THE EXERCISE:
Extract, from the records beneath this instruction, each line that contains the word "content".

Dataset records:
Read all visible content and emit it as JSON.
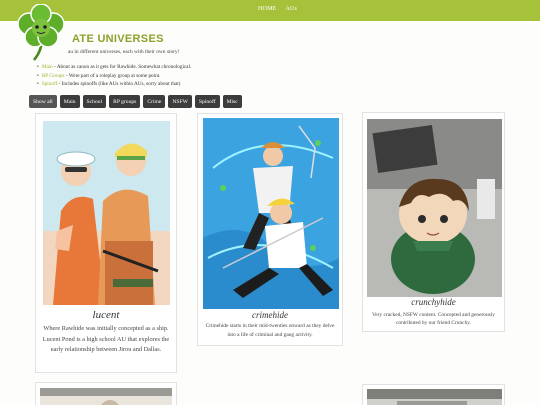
{
  "nav": {
    "home": "HOME",
    "aus": "AUs"
  },
  "site": {
    "title": "ATE UNIVERSES",
    "tagline": "au in different universes, each with their own story!"
  },
  "legend": [
    {
      "category": "Main",
      "text": " - About as canon as it gets for Rawhide. Somewhat chronological."
    },
    {
      "category": "RP Groups",
      "text": " - Were part of a roleplay group at some point."
    },
    {
      "category": "Spinoff",
      "text": " - Includes spinoffs (like AUs within AUs, sorry about that)"
    }
  ],
  "filters": [
    "Show all",
    "Main",
    "School",
    "RP groups",
    "Crime",
    "NSFW",
    "Spinoff",
    "Misc"
  ],
  "cards": [
    {
      "title": "lucent",
      "desc": "Where Rawhide was initially concepted as a ship. Lucent Pond is a high school AU that explores the early relationship between Jirou and Dallas."
    },
    {
      "title": "crimehide",
      "desc": "Crimehide starts in their mid-twenties onward as they delve into a life of criminal and gang activity."
    },
    {
      "title": "crunchyhide",
      "desc": "Very cracked, NSFW content. Concepted and generously contributed by our friend Crunchy."
    }
  ],
  "colors": {
    "accent": "#a6c23a",
    "title": "#8aa12a",
    "button": "#3c3c3c"
  }
}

ANSWER TO THE PROBLEM:
Read all visible content and emit it as JSON.
      "desc": "Very cracked, NSFW content. Concepted and generously contributed by our friend Crunchy."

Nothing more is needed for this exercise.